• _EXERCISE TASK_
Pick out every line that holds the string "насаждений" and copy it.

Collected data entries
□ □ □

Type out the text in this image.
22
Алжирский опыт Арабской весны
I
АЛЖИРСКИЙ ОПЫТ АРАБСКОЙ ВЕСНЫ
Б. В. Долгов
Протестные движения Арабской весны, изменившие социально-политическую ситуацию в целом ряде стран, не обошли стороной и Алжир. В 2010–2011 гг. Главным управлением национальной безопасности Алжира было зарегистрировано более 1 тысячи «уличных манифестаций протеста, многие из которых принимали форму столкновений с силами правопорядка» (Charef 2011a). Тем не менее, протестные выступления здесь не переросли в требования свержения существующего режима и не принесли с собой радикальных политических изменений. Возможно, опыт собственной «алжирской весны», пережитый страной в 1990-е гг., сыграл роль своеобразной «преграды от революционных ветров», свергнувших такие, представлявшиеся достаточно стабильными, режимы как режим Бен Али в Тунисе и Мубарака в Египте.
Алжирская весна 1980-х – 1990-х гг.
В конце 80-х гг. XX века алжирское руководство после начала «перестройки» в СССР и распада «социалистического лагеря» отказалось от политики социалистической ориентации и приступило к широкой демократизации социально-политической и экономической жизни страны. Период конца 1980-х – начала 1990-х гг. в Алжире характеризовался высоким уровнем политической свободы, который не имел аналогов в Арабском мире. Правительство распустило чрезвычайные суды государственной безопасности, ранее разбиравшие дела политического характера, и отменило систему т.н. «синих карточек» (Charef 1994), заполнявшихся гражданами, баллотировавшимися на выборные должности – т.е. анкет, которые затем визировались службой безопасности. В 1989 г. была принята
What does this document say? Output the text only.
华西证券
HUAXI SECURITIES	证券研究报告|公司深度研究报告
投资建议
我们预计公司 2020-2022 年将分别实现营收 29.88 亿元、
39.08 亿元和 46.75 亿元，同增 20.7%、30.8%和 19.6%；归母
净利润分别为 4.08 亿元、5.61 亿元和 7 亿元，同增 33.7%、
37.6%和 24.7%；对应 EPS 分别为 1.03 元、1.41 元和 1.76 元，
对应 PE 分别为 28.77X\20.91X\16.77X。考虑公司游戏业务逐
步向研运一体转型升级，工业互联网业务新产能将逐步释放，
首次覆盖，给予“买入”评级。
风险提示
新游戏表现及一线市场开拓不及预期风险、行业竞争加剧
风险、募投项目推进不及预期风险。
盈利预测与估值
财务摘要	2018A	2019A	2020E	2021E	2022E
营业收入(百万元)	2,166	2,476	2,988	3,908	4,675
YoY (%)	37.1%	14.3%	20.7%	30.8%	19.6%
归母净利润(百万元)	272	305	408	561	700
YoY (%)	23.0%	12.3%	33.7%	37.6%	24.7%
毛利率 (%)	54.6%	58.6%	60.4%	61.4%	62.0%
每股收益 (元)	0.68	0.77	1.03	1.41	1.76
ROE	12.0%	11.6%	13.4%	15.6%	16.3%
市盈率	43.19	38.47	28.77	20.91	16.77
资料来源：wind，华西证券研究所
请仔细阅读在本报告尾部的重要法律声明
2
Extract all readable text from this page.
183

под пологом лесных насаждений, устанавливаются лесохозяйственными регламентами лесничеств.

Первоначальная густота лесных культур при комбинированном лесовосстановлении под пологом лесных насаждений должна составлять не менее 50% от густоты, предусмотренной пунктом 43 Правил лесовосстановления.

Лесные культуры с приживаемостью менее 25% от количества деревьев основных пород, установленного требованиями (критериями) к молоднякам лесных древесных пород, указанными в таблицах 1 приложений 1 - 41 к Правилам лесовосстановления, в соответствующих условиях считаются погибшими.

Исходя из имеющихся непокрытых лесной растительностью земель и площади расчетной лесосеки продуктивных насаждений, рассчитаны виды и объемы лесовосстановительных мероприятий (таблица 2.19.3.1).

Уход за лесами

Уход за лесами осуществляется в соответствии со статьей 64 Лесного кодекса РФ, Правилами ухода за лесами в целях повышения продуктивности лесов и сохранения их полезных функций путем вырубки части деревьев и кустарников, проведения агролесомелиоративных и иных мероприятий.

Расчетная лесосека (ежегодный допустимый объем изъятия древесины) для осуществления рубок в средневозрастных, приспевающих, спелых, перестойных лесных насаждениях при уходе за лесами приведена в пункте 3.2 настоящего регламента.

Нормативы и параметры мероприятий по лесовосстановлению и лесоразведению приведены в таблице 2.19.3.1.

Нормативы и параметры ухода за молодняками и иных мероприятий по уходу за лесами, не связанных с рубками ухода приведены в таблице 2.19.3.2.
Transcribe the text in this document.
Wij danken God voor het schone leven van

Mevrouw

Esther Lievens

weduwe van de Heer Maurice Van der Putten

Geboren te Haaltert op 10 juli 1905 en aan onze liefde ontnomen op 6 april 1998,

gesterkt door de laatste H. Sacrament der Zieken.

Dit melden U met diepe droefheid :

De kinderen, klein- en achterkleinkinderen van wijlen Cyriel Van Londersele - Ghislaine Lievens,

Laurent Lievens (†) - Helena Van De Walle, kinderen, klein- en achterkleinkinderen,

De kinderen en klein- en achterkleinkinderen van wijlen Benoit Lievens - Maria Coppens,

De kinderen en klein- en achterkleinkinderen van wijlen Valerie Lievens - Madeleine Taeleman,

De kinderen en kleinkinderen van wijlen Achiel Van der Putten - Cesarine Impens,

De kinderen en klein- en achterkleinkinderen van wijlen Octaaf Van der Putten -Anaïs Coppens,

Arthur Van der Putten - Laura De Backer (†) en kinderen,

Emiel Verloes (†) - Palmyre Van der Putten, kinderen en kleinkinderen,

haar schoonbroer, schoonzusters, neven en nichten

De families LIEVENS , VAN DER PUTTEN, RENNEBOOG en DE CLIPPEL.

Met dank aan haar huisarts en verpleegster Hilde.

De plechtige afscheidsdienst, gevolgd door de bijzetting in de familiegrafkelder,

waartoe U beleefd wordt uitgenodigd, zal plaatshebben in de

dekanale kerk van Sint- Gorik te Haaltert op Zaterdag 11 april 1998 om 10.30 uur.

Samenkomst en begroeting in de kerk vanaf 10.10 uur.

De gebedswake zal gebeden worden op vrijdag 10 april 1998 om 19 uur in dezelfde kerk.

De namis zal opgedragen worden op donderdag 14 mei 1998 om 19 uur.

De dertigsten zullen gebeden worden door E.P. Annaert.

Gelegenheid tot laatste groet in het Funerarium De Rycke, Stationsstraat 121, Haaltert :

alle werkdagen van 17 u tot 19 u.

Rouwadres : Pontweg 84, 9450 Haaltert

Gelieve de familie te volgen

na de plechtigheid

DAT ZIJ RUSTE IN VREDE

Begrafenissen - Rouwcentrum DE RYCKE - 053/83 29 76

□ □ □

• _EXERCISE OUTPUT_
под пологом лесных насаждений, устанавливаются лесохозяйственными регламентами лесничеств.
Первоначальная густота лесных культур при комбинированном лесовосстановлении под пологом лесных насаждений должна составлять не менее 50% от густоты, предусмотренной пунктом 43 Правил лесовосстановления.
Исходя из имеющихся непокрытых лесной растительностью земель и площади расчетной лесосеки продуктивных насаждений, рассчитаны виды и объемы лесовосстановительных мероприятий (таблица 2.19.3.1).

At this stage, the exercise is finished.